Collected data:
<<<<

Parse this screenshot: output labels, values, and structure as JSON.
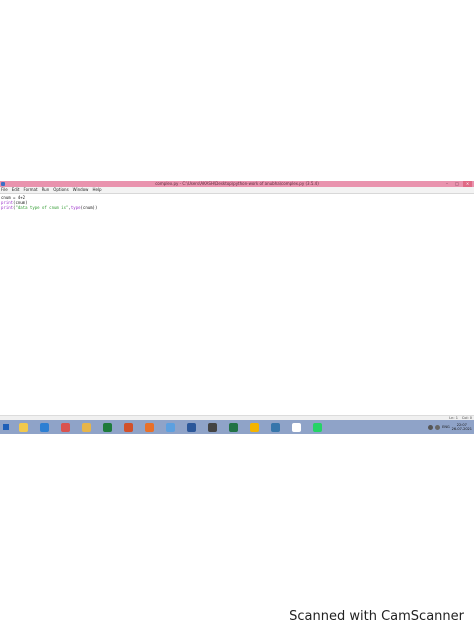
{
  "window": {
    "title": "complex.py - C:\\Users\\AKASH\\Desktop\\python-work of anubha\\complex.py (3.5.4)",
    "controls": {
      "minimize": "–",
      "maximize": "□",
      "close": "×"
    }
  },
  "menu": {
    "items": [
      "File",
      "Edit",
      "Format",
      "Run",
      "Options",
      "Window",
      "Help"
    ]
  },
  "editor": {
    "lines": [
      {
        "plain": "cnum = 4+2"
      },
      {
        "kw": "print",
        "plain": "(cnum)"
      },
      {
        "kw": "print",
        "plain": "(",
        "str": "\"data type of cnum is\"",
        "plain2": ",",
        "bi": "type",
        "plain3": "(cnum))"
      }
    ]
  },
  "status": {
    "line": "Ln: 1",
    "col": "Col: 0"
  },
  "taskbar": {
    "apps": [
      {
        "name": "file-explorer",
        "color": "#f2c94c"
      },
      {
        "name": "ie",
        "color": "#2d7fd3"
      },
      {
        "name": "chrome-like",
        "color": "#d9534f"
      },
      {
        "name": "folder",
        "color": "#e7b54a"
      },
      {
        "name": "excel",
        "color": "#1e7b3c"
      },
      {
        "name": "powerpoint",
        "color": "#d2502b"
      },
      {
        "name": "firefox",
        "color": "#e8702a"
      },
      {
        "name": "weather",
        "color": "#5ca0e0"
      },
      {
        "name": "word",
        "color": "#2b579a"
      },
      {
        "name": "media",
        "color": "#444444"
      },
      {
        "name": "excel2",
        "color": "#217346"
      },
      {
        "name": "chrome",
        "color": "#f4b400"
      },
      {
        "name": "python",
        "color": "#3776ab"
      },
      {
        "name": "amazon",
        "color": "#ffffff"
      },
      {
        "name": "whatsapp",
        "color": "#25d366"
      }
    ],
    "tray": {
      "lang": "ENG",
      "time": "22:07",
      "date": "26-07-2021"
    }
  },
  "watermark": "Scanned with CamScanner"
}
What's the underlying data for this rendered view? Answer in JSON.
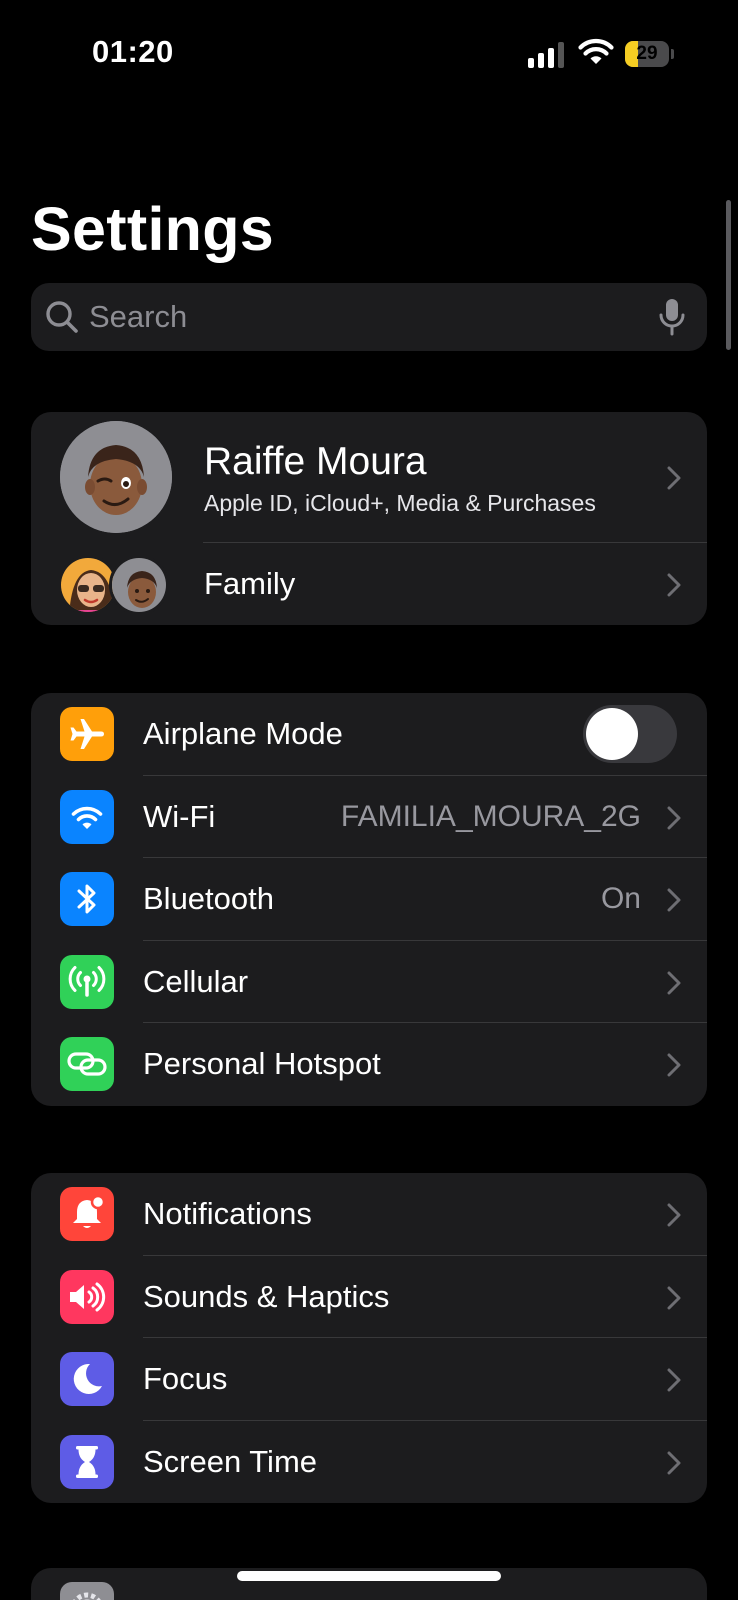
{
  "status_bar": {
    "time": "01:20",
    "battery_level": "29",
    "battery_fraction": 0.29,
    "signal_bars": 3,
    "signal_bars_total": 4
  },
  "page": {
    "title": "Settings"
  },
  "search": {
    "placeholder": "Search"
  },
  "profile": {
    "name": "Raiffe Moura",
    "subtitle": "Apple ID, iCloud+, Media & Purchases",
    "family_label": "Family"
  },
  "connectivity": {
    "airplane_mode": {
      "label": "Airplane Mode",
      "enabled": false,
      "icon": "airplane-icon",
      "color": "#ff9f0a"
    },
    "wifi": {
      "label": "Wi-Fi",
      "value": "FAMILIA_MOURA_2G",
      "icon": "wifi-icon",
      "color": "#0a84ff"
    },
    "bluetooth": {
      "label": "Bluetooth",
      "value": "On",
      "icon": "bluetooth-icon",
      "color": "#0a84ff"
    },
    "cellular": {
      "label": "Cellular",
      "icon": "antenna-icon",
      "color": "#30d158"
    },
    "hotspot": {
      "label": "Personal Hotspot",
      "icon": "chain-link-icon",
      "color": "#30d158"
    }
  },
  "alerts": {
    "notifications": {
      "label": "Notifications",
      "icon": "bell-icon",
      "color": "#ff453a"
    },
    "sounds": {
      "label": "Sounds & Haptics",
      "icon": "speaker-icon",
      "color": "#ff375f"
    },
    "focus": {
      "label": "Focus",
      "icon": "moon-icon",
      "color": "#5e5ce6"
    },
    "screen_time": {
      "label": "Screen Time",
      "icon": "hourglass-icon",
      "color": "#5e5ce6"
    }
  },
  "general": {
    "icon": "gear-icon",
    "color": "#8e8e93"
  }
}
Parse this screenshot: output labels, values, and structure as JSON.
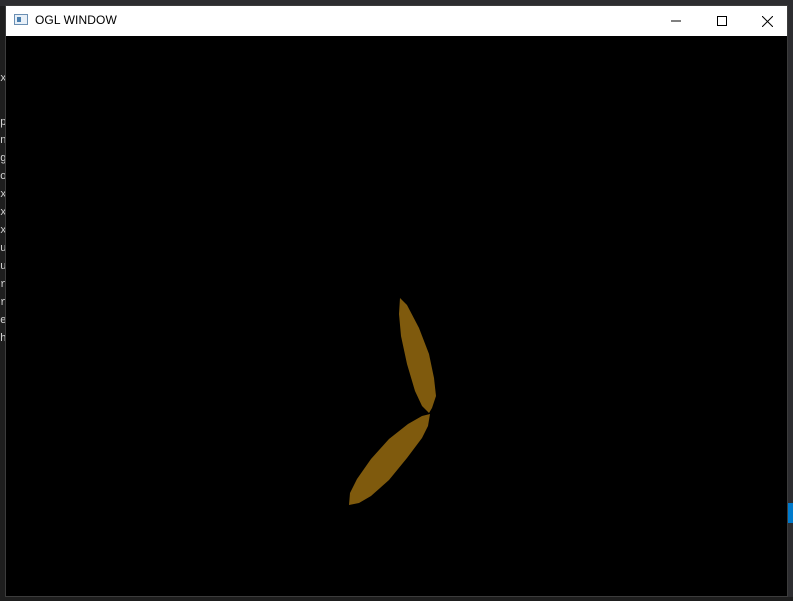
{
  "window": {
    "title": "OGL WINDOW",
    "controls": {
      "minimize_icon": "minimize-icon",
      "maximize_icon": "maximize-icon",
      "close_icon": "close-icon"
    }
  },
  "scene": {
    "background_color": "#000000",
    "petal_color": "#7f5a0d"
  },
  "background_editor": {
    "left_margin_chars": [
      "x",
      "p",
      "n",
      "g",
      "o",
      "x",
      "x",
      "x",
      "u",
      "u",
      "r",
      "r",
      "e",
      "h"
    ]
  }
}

>>>>

● SHORT EXERCISE: Make an exact copy of every entry above, minus the images.

● EXERCISE RESPONSE:
Parse this screenshot: output labels, values, and structure as JSON.
{
  "window": {
    "title": "complex.py - C:\\Users\\AKASH\\Desktop\\python-work of anubha\\complex.py (3.5.4)",
    "controls": {
      "minimize": "–",
      "maximize": "□",
      "close": "×"
    }
  },
  "menu": {
    "items": [
      "File",
      "Edit",
      "Format",
      "Run",
      "Options",
      "Window",
      "Help"
    ]
  },
  "editor": {
    "lines": [
      {
        "plain": "cnum = 4+2"
      },
      {
        "kw": "print",
        "plain": "(cnum)"
      },
      {
        "kw": "print",
        "plain": "(",
        "str": "\"data type of cnum is\"",
        "plain2": ",",
        "bi": "type",
        "plain3": "(cnum))"
      }
    ]
  },
  "status": {
    "line": "Ln: 1",
    "col": "Col: 0"
  },
  "taskbar": {
    "apps": [
      {
        "name": "file-explorer",
        "color": "#f2c94c"
      },
      {
        "name": "ie",
        "color": "#2d7fd3"
      },
      {
        "name": "chrome-like",
        "color": "#d9534f"
      },
      {
        "name": "folder",
        "color": "#e7b54a"
      },
      {
        "name": "excel",
        "color": "#1e7b3c"
      },
      {
        "name": "powerpoint",
        "color": "#d2502b"
      },
      {
        "name": "firefox",
        "color": "#e8702a"
      },
      {
        "name": "weather",
        "color": "#5ca0e0"
      },
      {
        "name": "word",
        "color": "#2b579a"
      },
      {
        "name": "media",
        "color": "#444444"
      },
      {
        "name": "excel2",
        "color": "#217346"
      },
      {
        "name": "chrome",
        "color": "#f4b400"
      },
      {
        "name": "python",
        "color": "#3776ab"
      },
      {
        "name": "amazon",
        "color": "#ffffff"
      },
      {
        "name": "whatsapp",
        "color": "#25d366"
      }
    ],
    "tray": {
      "lang": "ENG",
      "time": "22:07",
      "date": "26-07-2021"
    }
  },
  "watermark": "Scanned with CamScanner"
}
What's the underlying data for this rendered view? Answer in JSON.
{
  "status_bar": {
    "time": "01:20",
    "battery_level": "29",
    "battery_fraction": 0.29,
    "signal_bars": 3,
    "signal_bars_total": 4
  },
  "page": {
    "title": "Settings"
  },
  "search": {
    "placeholder": "Search"
  },
  "profile": {
    "name": "Raiffe Moura",
    "subtitle": "Apple ID, iCloud+, Media & Purchases",
    "family_label": "Family"
  },
  "connectivity": {
    "airplane_mode": {
      "label": "Airplane Mode",
      "enabled": false,
      "icon": "airplane-icon",
      "color": "#ff9f0a"
    },
    "wifi": {
      "label": "Wi-Fi",
      "value": "FAMILIA_MOURA_2G",
      "icon": "wifi-icon",
      "color": "#0a84ff"
    },
    "bluetooth": {
      "label": "Bluetooth",
      "value": "On",
      "icon": "bluetooth-icon",
      "color": "#0a84ff"
    },
    "cellular": {
      "label": "Cellular",
      "icon": "antenna-icon",
      "color": "#30d158"
    },
    "hotspot": {
      "label": "Personal Hotspot",
      "icon": "chain-link-icon",
      "color": "#30d158"
    }
  },
  "alerts": {
    "notifications": {
      "label": "Notifications",
      "icon": "bell-icon",
      "color": "#ff453a"
    },
    "sounds": {
      "label": "Sounds & Haptics",
      "icon": "speaker-icon",
      "color": "#ff375f"
    },
    "focus": {
      "label": "Focus",
      "icon": "moon-icon",
      "color": "#5e5ce6"
    },
    "screen_time": {
      "label": "Screen Time",
      "icon": "hourglass-icon",
      "color": "#5e5ce6"
    }
  },
  "general": {
    "icon": "gear-icon",
    "color": "#8e8e93"
  }
}
Parse this screenshot: output labels, values, and structure as JSON.
{
  "window": {
    "title": "OGL WINDOW",
    "controls": {
      "minimize_icon": "minimize-icon",
      "maximize_icon": "maximize-icon",
      "close_icon": "close-icon"
    }
  },
  "scene": {
    "background_color": "#000000",
    "petal_color": "#7f5a0d"
  },
  "background_editor": {
    "left_margin_chars": [
      "x",
      "p",
      "n",
      "g",
      "o",
      "x",
      "x",
      "x",
      "u",
      "u",
      "r",
      "r",
      "e",
      "h"
    ]
  }
}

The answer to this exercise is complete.